Records for the exercise:
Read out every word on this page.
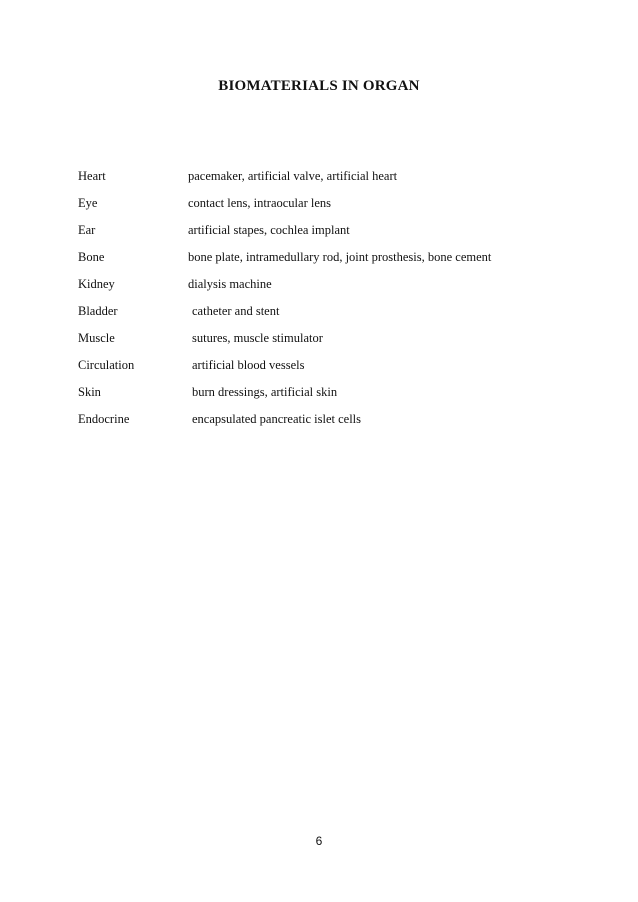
BIOMATERIALS IN ORGAN
Heart	pacemaker, artificial valve, artificial heart
Eye	contact lens, intraocular lens
Ear	artificial stapes, cochlea implant
Bone	bone plate, intramedullary rod, joint prosthesis, bone cement
Kidney	dialysis machine
Bladder	catheter and stent
Muscle	sutures, muscle stimulator
Circulation	artificial blood vessels
Skin	burn dressings, artificial skin
Endocrine	encapsulated pancreatic islet cells
6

Exercise prompt: Please report every line in the entries above that holds the string "artificial".

Response to this exercise:
Heart	pacemaker, artificial valve, artificial heart
Ear	artificial stapes, cochlea implant
Circulation	artificial blood vessels
Skin	burn dressings, artificial skin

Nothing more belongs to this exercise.